__AIM__. Read through the records below and copy each line that uses the word "Confirmed".

__SUPPLIED RECORDS__.
========
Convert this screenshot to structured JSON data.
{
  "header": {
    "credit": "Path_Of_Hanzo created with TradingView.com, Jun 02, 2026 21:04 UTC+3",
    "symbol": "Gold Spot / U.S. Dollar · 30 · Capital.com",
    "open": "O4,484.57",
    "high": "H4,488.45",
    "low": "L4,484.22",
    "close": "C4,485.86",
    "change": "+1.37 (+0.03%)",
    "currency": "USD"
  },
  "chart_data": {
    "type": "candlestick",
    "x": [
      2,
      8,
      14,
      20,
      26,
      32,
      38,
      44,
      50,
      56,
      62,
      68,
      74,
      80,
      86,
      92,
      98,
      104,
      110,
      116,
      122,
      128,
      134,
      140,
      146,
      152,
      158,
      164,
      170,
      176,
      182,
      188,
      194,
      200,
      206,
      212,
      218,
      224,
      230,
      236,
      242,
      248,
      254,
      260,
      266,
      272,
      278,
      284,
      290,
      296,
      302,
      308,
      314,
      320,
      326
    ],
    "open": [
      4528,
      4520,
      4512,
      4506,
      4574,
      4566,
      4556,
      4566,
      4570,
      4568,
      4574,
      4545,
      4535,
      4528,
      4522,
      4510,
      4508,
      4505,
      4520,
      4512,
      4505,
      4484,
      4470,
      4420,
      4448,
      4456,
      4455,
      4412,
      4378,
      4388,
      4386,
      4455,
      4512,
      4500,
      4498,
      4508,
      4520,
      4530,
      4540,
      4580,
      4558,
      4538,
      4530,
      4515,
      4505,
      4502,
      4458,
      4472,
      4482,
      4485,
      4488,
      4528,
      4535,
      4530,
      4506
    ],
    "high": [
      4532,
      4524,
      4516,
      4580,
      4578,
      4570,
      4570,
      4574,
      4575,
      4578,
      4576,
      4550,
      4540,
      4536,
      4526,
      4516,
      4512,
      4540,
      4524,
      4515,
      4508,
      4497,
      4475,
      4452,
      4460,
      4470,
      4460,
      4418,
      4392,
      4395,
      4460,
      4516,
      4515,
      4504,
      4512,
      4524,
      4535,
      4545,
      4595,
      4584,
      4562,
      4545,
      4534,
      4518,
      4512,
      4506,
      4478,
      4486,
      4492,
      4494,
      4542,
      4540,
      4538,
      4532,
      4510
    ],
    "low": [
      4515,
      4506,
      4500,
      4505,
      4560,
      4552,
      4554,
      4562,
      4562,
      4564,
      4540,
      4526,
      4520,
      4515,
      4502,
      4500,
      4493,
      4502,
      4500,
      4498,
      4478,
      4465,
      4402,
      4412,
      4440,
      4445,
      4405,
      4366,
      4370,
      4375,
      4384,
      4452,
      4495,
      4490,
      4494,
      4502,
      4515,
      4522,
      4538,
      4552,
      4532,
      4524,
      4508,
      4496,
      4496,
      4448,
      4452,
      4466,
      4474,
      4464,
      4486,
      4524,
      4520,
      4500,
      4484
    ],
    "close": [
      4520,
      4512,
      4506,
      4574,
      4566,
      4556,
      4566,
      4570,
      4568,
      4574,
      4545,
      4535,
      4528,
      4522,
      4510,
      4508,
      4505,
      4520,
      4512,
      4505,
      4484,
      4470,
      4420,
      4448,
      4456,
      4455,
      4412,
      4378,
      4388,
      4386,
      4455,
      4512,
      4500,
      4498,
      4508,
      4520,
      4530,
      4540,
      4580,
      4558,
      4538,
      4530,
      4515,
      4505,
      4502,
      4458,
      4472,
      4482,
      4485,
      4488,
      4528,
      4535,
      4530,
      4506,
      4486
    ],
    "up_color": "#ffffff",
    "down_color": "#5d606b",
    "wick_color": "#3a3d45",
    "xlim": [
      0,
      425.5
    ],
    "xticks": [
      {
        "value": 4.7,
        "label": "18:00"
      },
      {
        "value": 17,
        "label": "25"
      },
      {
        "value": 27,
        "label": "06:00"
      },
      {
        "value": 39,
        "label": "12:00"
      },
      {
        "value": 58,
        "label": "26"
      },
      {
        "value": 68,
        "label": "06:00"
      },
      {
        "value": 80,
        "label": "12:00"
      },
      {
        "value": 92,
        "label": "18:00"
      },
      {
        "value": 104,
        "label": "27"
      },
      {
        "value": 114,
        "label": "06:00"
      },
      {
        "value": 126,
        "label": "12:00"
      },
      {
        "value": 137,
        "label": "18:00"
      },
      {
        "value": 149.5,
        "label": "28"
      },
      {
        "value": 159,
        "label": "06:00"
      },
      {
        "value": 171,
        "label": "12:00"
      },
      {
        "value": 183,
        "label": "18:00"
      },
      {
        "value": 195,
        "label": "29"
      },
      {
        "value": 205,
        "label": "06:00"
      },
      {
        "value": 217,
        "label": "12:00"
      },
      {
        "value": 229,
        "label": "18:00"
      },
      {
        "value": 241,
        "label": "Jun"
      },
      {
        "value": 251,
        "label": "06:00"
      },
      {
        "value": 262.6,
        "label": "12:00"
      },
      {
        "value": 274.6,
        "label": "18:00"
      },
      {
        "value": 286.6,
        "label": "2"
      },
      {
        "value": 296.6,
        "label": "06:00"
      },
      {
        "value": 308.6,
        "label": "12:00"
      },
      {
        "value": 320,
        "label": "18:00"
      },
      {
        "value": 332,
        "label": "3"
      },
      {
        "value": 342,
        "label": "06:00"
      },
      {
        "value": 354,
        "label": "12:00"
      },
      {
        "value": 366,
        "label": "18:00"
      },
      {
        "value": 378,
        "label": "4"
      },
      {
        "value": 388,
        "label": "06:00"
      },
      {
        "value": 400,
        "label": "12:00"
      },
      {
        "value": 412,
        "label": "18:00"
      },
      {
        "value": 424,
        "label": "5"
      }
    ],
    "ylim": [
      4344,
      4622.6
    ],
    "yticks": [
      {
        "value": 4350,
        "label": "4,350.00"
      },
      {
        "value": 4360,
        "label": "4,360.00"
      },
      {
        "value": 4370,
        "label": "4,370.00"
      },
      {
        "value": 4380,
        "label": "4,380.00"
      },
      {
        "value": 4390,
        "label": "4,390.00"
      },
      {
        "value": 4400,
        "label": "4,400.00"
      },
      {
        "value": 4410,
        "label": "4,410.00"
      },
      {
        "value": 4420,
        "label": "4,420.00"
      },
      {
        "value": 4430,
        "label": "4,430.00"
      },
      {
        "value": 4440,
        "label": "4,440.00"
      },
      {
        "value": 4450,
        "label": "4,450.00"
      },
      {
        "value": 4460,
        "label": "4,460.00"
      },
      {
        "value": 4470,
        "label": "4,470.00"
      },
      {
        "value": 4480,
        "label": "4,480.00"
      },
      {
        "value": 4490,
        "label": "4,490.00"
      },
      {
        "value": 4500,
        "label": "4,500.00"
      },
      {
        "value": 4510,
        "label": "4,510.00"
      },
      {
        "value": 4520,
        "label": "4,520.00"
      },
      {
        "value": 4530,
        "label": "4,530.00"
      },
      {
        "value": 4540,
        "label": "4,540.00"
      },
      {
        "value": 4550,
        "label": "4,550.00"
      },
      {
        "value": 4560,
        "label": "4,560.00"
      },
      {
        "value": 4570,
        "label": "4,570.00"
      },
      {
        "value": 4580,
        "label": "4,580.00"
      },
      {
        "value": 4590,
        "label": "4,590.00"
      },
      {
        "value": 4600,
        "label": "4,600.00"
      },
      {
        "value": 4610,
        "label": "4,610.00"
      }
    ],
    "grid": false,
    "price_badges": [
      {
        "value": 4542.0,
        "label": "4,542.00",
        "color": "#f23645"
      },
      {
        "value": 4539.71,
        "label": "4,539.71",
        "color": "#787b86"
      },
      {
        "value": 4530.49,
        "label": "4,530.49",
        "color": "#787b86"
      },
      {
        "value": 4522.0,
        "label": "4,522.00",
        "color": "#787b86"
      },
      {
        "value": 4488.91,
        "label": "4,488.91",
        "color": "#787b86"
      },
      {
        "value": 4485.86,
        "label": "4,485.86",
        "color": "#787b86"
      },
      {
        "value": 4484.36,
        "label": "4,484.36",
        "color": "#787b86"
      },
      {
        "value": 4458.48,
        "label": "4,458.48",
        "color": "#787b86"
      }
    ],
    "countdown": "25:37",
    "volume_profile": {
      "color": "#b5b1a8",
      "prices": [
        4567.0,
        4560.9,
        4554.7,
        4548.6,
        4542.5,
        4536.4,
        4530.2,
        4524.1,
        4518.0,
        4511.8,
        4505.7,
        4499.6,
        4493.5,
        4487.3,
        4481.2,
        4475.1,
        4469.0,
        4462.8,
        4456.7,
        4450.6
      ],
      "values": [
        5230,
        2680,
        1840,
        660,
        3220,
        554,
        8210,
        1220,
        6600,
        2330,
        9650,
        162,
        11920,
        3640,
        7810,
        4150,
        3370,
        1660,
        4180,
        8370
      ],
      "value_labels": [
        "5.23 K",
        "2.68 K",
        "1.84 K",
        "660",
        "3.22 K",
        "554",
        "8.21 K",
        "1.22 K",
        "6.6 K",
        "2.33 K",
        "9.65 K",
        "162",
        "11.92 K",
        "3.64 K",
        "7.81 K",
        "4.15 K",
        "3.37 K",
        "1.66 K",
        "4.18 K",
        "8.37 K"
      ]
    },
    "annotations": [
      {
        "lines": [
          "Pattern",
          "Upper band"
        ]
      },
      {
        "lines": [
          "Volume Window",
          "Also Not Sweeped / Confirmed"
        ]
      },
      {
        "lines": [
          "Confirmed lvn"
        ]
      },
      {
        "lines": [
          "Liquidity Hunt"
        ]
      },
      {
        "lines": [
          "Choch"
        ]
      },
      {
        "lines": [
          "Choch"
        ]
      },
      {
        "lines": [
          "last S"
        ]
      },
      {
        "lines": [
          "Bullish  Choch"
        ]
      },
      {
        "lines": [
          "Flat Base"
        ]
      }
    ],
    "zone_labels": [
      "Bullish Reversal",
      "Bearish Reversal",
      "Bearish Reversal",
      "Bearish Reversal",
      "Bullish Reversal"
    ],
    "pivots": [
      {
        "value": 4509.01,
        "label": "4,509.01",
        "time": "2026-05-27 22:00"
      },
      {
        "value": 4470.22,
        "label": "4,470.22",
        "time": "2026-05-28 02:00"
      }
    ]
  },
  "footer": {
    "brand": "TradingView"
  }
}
========
__EXERCISE SOLUTION__.
          "Also Not Sweeped / Confirmed"
          "Confirmed lvn"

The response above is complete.